MolDiscovery algorithm helps scientists find promising small molecules

By Leah Sherwood, The Science Advisory Board assistant editor

June 20, 2021 -- A computer algorithm called molDiscovery uses mass spectrometry data from small molecules to predict the identity of unknown substances, potentially saving researchers time and money in the search for new naturally occurring products with medical uses. The new approach was reported in Nature Communications on June 17.

Small molecules are organic compounds of low molecular weight and a size on the order of 1 nm. The ability to determine which are present or absent in a specific sample, and whether those molecules are already known, has wide applications throughout the life sciences.

For example, in medicine, physicians look for small-molecule biomarkers in a patient's blood or tissue sample for purposes of disease diagnosis and prognosis, while epidemiologists search for small molecules in a population's diet and environment to identify disease risk factors. In pharmacology, small molecules are of interest for their potential as therapeutic drugs.

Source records
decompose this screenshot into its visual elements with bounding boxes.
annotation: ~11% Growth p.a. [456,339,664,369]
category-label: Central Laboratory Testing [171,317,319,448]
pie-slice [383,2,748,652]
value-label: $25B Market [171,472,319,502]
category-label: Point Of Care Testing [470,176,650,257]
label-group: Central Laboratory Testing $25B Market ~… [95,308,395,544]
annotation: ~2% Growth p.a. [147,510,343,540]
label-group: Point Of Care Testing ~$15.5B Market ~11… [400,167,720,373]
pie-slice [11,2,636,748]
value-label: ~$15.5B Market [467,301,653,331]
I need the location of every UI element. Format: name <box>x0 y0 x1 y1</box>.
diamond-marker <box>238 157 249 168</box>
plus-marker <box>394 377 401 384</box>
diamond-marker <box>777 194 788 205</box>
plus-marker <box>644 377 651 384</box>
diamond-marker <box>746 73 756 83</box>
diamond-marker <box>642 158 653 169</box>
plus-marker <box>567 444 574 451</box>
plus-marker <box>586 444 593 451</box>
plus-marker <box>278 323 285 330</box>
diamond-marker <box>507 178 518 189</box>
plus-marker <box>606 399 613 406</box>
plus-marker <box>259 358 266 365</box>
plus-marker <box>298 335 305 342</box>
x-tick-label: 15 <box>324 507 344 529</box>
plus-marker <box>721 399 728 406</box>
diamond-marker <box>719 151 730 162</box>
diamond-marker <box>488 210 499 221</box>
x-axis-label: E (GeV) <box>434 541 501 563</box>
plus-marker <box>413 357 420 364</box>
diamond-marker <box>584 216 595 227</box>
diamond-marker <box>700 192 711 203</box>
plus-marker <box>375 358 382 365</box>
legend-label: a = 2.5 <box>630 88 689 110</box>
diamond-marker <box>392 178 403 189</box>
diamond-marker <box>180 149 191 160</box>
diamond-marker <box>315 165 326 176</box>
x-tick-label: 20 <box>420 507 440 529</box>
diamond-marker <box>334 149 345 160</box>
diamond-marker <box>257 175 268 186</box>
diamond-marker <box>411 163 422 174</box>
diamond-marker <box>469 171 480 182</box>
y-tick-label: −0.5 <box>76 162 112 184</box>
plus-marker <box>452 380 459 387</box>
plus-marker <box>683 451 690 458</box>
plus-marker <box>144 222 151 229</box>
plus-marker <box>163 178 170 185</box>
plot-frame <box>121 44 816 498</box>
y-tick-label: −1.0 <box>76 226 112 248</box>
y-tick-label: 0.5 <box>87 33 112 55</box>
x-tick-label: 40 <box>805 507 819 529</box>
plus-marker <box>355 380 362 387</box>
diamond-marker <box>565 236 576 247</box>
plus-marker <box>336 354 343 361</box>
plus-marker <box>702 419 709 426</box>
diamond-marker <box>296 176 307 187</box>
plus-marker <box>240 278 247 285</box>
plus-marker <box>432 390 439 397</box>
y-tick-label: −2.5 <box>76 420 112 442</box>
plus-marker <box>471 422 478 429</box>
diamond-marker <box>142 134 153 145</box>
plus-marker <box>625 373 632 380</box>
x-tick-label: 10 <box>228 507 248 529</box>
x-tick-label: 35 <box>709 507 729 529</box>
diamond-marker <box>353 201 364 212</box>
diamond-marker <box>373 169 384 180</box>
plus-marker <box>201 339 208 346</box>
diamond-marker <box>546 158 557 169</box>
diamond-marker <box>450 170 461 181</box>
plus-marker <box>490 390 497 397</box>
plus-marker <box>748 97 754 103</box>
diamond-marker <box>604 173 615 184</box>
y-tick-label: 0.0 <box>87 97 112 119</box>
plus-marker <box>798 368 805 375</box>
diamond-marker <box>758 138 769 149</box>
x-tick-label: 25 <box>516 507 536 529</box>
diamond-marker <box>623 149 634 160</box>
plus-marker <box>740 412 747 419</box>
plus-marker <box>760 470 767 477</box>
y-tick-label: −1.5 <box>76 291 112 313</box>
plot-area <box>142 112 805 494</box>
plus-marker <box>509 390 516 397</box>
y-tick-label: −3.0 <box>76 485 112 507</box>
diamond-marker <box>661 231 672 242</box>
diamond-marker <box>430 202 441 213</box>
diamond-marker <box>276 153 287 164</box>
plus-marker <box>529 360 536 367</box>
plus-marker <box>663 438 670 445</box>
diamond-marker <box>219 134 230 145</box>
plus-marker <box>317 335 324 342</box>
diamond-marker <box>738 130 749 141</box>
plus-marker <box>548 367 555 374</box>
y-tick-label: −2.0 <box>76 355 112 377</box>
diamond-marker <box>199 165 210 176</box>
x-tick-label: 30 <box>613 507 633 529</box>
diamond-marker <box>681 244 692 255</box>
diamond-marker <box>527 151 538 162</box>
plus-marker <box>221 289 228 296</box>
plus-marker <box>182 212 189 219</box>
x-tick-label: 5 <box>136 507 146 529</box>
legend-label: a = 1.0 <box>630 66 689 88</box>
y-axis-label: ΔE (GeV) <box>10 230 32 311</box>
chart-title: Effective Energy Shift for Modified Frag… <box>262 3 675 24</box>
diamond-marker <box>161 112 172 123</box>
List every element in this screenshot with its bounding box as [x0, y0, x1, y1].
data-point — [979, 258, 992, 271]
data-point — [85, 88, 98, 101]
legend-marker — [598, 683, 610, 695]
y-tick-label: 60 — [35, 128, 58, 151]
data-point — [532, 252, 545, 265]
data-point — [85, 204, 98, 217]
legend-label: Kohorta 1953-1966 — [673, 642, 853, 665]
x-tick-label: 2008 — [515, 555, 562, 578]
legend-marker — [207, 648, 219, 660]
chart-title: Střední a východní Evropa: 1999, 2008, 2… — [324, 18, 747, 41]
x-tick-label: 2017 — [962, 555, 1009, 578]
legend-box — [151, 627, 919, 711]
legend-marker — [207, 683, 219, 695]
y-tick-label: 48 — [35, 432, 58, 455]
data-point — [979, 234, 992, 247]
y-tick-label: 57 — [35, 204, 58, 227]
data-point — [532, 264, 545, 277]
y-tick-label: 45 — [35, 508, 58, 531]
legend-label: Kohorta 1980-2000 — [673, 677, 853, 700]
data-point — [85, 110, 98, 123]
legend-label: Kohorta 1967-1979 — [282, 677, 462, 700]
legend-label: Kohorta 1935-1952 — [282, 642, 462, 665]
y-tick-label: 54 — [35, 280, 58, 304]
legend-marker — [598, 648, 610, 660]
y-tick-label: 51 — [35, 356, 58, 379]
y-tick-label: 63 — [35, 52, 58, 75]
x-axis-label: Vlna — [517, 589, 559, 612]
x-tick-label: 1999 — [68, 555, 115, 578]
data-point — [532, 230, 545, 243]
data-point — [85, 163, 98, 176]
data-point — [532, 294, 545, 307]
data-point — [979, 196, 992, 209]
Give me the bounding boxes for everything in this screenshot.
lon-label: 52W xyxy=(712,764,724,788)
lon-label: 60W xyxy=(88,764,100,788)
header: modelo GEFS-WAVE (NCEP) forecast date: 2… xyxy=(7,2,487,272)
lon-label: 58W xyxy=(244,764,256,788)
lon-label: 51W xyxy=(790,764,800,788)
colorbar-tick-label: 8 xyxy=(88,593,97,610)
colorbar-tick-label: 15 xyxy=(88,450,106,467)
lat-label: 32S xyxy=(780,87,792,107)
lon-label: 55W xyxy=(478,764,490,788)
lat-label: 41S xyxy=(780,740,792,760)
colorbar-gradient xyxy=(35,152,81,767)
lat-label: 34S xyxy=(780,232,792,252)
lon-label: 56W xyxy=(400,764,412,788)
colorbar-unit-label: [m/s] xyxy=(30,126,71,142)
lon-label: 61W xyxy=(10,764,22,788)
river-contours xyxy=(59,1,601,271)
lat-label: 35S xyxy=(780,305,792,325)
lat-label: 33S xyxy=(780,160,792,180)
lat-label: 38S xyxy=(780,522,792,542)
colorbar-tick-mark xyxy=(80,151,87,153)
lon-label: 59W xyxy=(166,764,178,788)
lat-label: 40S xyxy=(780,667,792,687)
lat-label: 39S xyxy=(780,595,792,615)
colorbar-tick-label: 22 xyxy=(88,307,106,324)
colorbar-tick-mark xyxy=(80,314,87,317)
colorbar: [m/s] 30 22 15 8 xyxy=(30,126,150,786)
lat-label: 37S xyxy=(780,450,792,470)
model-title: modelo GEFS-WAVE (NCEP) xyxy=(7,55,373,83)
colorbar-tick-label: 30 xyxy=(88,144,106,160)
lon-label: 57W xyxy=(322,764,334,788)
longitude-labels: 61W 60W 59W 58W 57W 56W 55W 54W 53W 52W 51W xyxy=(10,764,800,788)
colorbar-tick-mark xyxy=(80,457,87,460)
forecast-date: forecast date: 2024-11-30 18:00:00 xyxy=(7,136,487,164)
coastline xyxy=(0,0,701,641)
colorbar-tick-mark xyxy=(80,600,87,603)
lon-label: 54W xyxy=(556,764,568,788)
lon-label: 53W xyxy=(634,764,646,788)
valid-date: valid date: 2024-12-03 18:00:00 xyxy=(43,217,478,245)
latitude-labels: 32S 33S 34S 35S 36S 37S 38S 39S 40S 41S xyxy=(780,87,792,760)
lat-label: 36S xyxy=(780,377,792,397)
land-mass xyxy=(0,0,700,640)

[TASK DESCRIPTION]: Reproduce the whole article about the molDiscovery algorithm word for word. Rely only on the article text; the listing plays no part.

[OUTPUT OF THE EXERCISE]:
MolDiscovery algorithm helps scientists find promising small molecules

By Leah Sherwood, The Science Advisory Board assistant editor

June 20, 2021 -- A computer algorithm called molDiscovery uses mass spectrometry data from small molecules to predict the identity of unknown substances, potentially saving researchers time and money in the search for new naturally occurring products with medical uses. The new approach was reported in Nature Communications on June 17.

Small molecules are organic compounds of low molecular weight and a size on the order of 1 nm. The ability to determine which are present or absent in a specific sample, and whether those molecules are already known, has wide applications throughout the life sciences.

For example, in medicine, physicians look for small-molecule biomarkers in a patient's blood or tissue sample for purposes of disease diagnosis and prognosis, while epidemiologists search for small molecules in a population's diet and environment to identify disease risk factors. In pharmacology, small molecules are of interest for their potential as therapeutic drugs.